GIVEN TASK —
Images are not part of the copy; write out the rest of the data exactly as given.

RECORDS —

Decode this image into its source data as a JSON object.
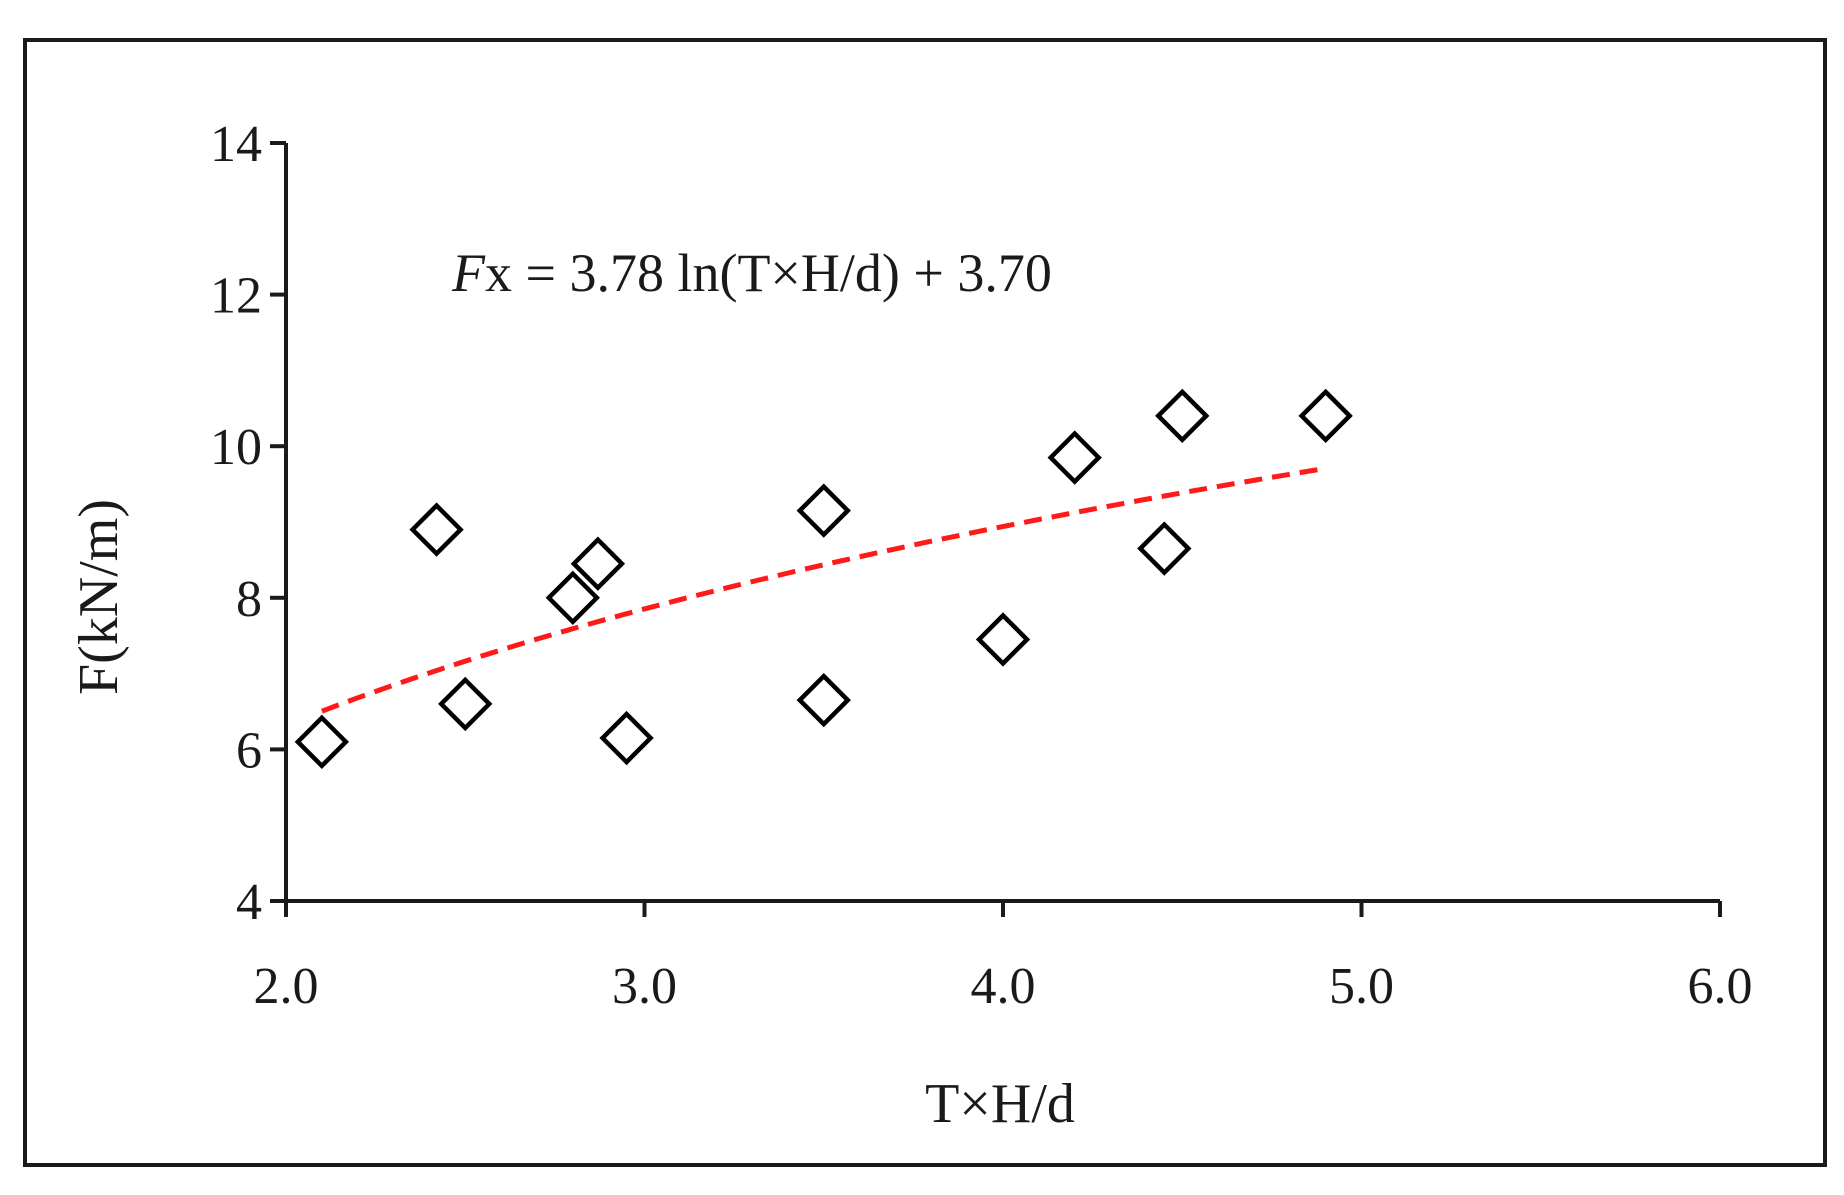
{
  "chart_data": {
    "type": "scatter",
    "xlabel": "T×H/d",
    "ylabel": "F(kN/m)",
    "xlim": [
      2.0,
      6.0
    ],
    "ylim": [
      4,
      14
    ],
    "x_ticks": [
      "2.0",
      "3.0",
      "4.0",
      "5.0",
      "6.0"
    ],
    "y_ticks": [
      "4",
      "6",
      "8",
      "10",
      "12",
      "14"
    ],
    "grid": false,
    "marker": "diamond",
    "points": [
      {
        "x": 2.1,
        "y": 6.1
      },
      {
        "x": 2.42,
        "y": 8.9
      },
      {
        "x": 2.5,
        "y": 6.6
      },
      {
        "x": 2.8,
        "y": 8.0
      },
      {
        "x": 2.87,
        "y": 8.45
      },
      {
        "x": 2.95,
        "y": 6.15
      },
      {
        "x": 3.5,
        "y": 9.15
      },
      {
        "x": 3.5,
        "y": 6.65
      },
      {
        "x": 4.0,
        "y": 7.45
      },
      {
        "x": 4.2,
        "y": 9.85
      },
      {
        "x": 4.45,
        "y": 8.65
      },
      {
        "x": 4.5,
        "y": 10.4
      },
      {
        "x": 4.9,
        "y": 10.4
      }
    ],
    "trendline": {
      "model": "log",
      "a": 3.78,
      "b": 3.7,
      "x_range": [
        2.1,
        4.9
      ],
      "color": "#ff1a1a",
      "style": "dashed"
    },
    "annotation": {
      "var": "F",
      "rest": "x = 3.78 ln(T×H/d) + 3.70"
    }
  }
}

PROBLEM SOLUTION —
Decode this image into its source data as a JSON object.
{
  "chart_data": {
    "type": "scatter",
    "xlabel": "T×H/d",
    "ylabel": "F(kN/m)",
    "xlim": [
      2.0,
      6.0
    ],
    "ylim": [
      4,
      14
    ],
    "x_ticks": [
      "2.0",
      "3.0",
      "4.0",
      "5.0",
      "6.0"
    ],
    "y_ticks": [
      "4",
      "6",
      "8",
      "10",
      "12",
      "14"
    ],
    "grid": false,
    "marker": "diamond",
    "points": [
      {
        "x": 2.1,
        "y": 6.1
      },
      {
        "x": 2.42,
        "y": 8.9
      },
      {
        "x": 2.5,
        "y": 6.6
      },
      {
        "x": 2.8,
        "y": 8.0
      },
      {
        "x": 2.87,
        "y": 8.45
      },
      {
        "x": 2.95,
        "y": 6.15
      },
      {
        "x": 3.5,
        "y": 9.15
      },
      {
        "x": 3.5,
        "y": 6.65
      },
      {
        "x": 4.0,
        "y": 7.45
      },
      {
        "x": 4.2,
        "y": 9.85
      },
      {
        "x": 4.45,
        "y": 8.65
      },
      {
        "x": 4.5,
        "y": 10.4
      },
      {
        "x": 4.9,
        "y": 10.4
      }
    ],
    "trendline": {
      "model": "log",
      "a": 3.78,
      "b": 3.7,
      "x_range": [
        2.1,
        4.9
      ],
      "color": "#ff1a1a",
      "style": "dashed"
    },
    "annotation": {
      "var": "F",
      "rest": "x = 3.78 ln(T×H/d) + 3.70"
    }
  }
}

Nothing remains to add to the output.